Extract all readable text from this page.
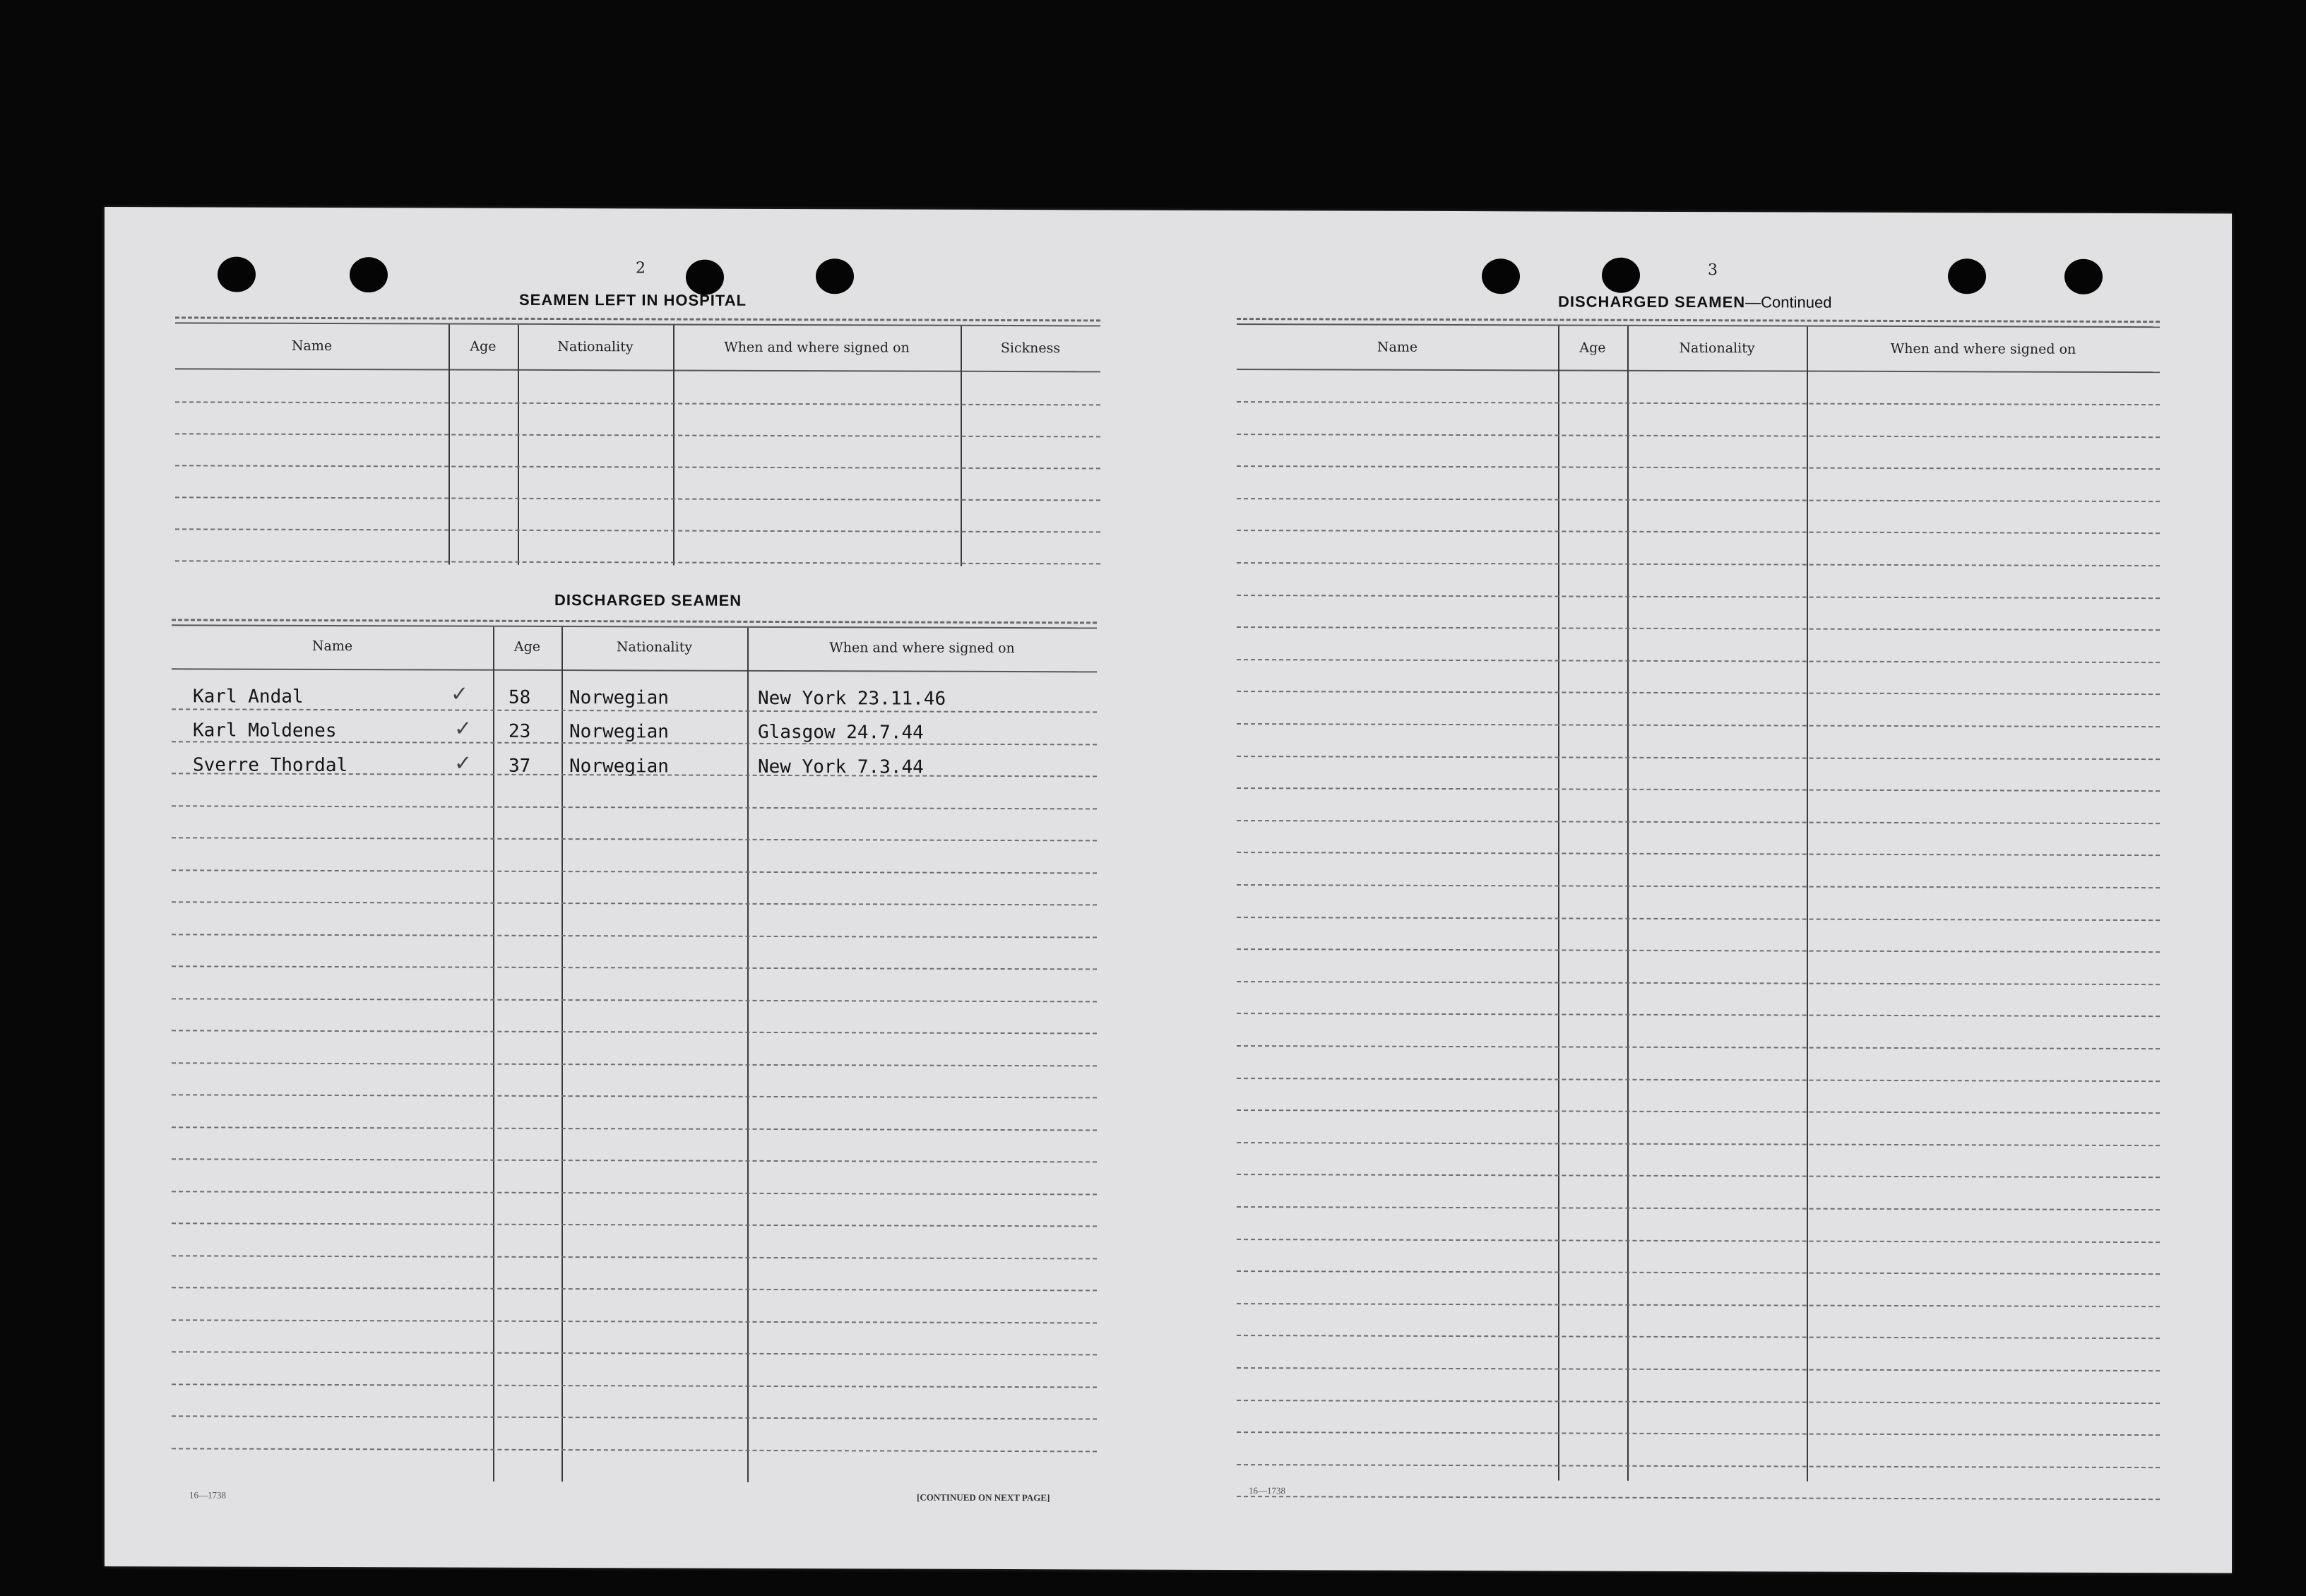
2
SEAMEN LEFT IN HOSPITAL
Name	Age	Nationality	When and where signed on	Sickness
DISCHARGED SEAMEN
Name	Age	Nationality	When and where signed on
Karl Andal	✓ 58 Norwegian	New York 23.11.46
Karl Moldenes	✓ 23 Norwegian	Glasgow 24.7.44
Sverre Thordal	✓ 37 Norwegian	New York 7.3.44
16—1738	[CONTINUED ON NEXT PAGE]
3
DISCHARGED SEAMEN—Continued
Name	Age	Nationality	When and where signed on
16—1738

Requirement:
Every line of the material is to be quoted exactly, with no pictures carried over.

Answer to this exercise:
Extract all readable text from this page.
2
SEAMEN LEFT IN HOSPITAL
Name	Age	Nationality	When and where signed on	Sickness
DISCHARGED SEAMEN
Name	Age	Nationality	When and where signed on
Karl Andal	✓ 58 Norwegian	New York 23.11.46
Karl Moldenes	✓ 23 Norwegian	Glasgow 24.7.44
Sverre Thordal	✓ 37 Norwegian	New York 7.3.44
16—1738	[CONTINUED ON NEXT PAGE]
3
DISCHARGED SEAMEN—Continued
Name	Age	Nationality	When and where signed on
16—1738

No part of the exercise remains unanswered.